## Collected data:
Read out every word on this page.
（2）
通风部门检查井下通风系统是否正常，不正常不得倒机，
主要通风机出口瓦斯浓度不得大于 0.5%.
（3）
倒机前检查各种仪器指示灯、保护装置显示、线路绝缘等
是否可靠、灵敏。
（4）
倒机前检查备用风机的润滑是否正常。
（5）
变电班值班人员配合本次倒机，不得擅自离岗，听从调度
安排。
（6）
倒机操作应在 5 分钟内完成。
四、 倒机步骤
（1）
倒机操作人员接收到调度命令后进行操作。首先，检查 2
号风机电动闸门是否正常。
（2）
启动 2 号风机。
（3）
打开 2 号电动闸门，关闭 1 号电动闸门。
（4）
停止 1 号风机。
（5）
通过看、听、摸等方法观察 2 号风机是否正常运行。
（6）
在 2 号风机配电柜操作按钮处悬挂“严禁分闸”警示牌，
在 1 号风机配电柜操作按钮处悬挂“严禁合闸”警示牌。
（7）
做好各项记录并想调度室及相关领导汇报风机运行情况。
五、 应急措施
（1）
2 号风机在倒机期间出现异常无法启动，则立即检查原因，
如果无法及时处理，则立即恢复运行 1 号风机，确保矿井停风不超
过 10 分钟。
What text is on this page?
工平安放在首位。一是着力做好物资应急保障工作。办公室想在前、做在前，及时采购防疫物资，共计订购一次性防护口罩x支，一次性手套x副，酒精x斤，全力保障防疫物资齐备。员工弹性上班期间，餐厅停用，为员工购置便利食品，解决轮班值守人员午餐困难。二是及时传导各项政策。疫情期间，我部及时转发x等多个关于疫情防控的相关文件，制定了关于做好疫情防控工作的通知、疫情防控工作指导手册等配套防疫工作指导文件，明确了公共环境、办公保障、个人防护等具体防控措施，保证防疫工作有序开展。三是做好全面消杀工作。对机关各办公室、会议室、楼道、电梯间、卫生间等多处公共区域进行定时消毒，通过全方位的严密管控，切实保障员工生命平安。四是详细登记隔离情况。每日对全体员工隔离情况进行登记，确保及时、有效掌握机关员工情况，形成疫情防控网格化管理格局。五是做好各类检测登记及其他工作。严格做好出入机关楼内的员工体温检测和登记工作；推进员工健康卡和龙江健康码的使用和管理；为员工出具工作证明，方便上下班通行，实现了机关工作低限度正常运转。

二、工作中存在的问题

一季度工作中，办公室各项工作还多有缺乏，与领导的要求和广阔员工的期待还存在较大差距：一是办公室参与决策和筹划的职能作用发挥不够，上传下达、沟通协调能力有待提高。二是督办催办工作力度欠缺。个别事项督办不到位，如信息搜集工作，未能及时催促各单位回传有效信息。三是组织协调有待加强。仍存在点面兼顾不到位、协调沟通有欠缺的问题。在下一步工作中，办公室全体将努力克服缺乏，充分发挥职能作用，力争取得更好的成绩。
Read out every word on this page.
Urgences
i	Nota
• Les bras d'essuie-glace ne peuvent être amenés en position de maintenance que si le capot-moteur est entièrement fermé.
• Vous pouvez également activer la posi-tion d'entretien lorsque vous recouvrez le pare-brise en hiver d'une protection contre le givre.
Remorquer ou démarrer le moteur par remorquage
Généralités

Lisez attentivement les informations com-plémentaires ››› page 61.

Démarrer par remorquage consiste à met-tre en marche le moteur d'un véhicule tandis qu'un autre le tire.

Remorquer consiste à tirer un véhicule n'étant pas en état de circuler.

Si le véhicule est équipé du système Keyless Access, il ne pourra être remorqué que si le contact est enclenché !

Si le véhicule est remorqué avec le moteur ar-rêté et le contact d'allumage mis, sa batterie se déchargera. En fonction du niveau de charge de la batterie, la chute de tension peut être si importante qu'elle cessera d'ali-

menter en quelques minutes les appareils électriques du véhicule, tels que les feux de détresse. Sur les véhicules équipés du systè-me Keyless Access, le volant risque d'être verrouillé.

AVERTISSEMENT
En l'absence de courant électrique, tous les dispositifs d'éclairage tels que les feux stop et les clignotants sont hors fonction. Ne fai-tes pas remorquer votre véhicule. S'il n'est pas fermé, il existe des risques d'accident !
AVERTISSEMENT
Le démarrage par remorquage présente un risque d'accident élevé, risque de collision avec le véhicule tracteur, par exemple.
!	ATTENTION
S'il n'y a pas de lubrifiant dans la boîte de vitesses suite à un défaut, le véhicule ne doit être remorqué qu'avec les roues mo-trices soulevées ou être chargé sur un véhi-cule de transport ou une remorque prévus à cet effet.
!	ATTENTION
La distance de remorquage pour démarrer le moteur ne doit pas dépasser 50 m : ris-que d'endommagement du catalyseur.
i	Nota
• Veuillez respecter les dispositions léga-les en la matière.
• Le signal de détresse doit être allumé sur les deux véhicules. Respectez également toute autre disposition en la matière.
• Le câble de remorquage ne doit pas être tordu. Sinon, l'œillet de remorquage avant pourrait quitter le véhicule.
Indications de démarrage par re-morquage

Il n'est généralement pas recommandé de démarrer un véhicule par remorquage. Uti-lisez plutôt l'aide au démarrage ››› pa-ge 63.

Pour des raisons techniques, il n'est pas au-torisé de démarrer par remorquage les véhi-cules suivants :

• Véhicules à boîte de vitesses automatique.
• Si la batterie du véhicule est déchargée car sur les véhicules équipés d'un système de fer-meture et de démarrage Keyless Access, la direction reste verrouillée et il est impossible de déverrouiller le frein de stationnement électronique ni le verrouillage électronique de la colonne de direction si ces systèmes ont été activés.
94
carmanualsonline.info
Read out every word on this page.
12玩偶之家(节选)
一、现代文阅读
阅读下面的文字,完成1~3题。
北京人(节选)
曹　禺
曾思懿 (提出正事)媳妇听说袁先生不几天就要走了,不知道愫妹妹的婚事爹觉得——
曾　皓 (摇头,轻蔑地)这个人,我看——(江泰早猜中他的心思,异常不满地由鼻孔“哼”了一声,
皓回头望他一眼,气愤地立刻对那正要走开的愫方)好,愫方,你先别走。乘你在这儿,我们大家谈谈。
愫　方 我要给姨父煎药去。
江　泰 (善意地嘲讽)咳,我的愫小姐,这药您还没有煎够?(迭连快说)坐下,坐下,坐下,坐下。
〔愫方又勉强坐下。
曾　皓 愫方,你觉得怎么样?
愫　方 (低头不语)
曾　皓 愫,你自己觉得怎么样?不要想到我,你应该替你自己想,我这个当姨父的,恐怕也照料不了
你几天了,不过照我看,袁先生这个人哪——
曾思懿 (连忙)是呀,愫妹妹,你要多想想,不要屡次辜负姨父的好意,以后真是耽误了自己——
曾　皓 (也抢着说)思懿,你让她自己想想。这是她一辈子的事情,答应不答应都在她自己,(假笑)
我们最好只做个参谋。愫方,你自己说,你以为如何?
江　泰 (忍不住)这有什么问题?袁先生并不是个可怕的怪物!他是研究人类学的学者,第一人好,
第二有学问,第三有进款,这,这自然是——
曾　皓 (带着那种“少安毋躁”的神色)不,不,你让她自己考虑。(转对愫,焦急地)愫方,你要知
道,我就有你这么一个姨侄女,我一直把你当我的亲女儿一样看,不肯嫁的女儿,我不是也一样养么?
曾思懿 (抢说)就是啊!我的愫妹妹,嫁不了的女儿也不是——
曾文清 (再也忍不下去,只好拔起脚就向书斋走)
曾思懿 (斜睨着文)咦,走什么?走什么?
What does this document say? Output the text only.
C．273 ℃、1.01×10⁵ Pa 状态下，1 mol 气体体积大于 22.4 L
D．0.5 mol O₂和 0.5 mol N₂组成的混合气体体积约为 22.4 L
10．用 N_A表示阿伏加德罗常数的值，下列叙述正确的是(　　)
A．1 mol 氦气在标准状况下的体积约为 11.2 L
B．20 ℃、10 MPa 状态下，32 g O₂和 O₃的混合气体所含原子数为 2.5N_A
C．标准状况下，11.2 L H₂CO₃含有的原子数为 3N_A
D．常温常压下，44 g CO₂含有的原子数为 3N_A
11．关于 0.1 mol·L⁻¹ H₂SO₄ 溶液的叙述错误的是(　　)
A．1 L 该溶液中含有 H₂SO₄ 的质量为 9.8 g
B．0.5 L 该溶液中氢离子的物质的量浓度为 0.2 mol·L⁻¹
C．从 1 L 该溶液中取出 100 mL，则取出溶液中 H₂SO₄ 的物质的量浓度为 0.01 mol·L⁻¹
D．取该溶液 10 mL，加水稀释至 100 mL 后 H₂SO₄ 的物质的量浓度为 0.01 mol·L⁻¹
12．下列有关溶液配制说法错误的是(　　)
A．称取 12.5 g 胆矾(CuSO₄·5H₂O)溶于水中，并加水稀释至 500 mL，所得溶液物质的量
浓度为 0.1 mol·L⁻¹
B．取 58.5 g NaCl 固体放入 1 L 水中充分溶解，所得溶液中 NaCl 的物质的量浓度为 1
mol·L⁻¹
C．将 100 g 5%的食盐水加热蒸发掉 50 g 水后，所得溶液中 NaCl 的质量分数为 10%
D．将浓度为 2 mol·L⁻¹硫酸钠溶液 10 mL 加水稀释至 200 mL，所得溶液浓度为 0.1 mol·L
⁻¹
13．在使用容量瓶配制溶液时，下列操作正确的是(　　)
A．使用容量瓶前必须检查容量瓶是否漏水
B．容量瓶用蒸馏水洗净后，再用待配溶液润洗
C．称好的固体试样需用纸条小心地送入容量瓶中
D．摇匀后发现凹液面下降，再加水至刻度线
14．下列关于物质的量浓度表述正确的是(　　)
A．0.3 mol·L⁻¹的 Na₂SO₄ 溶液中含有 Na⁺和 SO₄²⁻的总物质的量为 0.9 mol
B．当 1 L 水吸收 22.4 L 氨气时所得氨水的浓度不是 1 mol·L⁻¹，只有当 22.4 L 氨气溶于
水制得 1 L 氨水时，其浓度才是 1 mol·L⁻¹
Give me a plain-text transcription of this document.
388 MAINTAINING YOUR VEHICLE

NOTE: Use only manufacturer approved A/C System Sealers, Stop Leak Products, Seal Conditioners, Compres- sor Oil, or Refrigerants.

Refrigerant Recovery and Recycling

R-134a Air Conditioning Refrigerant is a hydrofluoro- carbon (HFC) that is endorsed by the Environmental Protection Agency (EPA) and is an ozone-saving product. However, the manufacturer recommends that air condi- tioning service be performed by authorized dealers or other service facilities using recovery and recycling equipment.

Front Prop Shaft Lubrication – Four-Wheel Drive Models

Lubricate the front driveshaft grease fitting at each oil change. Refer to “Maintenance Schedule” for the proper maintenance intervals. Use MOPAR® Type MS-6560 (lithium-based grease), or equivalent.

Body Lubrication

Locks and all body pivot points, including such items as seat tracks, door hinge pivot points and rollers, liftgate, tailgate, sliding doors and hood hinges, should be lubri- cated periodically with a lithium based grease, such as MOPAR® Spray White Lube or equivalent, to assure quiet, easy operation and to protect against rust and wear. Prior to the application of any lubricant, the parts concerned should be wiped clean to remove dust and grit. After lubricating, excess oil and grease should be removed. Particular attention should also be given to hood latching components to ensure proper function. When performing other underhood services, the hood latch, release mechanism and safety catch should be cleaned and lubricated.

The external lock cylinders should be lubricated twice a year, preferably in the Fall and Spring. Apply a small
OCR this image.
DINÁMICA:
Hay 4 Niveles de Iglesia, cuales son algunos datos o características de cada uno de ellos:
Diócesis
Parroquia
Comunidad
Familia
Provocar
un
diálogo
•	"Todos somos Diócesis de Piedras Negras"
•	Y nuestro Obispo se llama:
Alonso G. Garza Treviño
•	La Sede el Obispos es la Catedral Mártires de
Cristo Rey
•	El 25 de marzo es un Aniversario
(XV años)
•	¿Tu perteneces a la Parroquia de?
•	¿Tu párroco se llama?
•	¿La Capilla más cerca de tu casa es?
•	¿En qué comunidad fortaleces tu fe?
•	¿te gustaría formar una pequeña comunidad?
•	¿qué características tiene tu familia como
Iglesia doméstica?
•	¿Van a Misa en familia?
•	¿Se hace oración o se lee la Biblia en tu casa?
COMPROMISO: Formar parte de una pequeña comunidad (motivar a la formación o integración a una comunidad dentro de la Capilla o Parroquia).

## The exercise:
Show the lines of the data that hold the word "this".

## Task output:
Read out every word on this page.
What text is on this page?
Read out every word on this page.
Read out every word on this page.
What does this document say? Output the text only.
Give me a plain-text transcription of this document.
OCR this image.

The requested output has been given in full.